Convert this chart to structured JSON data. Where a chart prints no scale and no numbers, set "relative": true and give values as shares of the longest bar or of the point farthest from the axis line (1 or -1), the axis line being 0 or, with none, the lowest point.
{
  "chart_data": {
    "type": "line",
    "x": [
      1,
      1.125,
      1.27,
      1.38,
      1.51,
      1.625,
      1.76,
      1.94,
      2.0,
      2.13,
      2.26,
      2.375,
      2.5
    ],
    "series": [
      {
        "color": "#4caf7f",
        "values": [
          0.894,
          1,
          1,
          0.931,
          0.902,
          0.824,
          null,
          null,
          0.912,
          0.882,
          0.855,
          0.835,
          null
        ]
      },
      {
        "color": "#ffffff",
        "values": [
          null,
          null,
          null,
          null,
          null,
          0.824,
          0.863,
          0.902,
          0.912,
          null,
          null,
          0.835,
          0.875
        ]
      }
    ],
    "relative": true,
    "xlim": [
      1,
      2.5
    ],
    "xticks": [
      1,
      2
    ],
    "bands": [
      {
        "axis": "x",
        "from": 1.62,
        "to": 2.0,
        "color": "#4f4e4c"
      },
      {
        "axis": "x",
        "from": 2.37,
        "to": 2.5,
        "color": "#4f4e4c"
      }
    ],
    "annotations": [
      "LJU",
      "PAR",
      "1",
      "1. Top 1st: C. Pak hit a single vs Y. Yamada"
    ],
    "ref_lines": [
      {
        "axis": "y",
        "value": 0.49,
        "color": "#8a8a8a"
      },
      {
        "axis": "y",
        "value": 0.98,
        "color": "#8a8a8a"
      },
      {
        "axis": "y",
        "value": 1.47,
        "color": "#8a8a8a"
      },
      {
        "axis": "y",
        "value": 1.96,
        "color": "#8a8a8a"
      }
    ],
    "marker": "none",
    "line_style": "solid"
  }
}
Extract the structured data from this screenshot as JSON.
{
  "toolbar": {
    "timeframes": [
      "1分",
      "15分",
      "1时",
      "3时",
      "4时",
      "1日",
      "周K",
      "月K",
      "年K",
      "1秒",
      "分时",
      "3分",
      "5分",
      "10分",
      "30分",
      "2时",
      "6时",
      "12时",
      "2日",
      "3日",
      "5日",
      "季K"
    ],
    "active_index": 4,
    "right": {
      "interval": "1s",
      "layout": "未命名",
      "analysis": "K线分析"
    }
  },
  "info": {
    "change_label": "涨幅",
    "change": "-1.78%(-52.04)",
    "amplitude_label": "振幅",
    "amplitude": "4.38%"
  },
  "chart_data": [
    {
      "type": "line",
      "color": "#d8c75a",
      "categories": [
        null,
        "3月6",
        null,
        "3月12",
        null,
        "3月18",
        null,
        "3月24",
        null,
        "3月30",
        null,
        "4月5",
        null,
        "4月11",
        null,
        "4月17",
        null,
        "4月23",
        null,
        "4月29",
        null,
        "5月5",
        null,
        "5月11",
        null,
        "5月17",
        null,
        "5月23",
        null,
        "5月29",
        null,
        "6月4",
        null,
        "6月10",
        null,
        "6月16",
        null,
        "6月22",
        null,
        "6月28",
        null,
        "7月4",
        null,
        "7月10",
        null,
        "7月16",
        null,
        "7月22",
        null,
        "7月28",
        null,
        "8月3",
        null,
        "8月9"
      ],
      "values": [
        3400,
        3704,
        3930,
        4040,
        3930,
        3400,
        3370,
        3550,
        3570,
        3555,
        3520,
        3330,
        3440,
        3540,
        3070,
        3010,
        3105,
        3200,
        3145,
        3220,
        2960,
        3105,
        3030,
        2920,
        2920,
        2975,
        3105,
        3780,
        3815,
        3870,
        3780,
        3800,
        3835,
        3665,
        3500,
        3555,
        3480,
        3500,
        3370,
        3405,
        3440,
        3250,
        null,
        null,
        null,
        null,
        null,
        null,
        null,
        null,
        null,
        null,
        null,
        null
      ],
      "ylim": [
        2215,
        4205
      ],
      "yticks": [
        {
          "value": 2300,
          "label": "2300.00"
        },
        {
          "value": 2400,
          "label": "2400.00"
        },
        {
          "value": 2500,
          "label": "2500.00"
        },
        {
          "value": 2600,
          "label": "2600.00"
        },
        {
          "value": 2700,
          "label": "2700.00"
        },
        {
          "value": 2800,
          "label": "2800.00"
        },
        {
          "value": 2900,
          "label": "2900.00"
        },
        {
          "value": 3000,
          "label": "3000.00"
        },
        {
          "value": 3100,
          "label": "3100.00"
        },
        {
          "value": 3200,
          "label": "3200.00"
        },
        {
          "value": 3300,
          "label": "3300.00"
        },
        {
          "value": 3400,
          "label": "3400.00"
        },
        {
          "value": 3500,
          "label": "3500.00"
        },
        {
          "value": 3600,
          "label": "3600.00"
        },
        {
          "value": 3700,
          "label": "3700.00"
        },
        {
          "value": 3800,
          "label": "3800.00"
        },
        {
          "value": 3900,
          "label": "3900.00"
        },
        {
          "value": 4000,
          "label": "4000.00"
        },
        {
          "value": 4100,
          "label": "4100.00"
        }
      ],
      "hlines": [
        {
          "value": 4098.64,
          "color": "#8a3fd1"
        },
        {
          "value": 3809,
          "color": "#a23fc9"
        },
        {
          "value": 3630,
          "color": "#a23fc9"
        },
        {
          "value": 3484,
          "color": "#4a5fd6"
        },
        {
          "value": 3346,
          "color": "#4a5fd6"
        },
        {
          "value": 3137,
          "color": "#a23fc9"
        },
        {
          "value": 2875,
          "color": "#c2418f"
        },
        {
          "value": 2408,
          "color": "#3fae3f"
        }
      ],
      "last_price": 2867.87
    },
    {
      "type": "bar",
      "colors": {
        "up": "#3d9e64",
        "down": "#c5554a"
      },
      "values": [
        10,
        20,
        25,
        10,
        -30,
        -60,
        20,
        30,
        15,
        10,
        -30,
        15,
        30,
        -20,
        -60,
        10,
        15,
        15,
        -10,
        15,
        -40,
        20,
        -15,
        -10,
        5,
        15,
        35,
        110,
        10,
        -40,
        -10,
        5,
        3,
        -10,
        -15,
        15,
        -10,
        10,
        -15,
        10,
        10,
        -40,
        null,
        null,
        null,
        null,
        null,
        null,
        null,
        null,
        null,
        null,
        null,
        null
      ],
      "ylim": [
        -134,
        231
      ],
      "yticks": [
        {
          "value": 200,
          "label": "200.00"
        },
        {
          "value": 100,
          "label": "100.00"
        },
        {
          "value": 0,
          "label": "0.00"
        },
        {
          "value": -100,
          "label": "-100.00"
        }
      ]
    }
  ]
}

·····

> [WHAT THE TASK REQUIRES]:
Scan the listing above and copy all lines containing the word "true".

> [CORRECT RESPONSE]:
Convert this chart to structured JSON data. Where a chart prints no scale and no numbers, set "relative": true and give values as shares of the longest bar or of the point farthest from the axis line (1 or -1), the axis line being 0 or, with none, the lowest point.
    "relative": true,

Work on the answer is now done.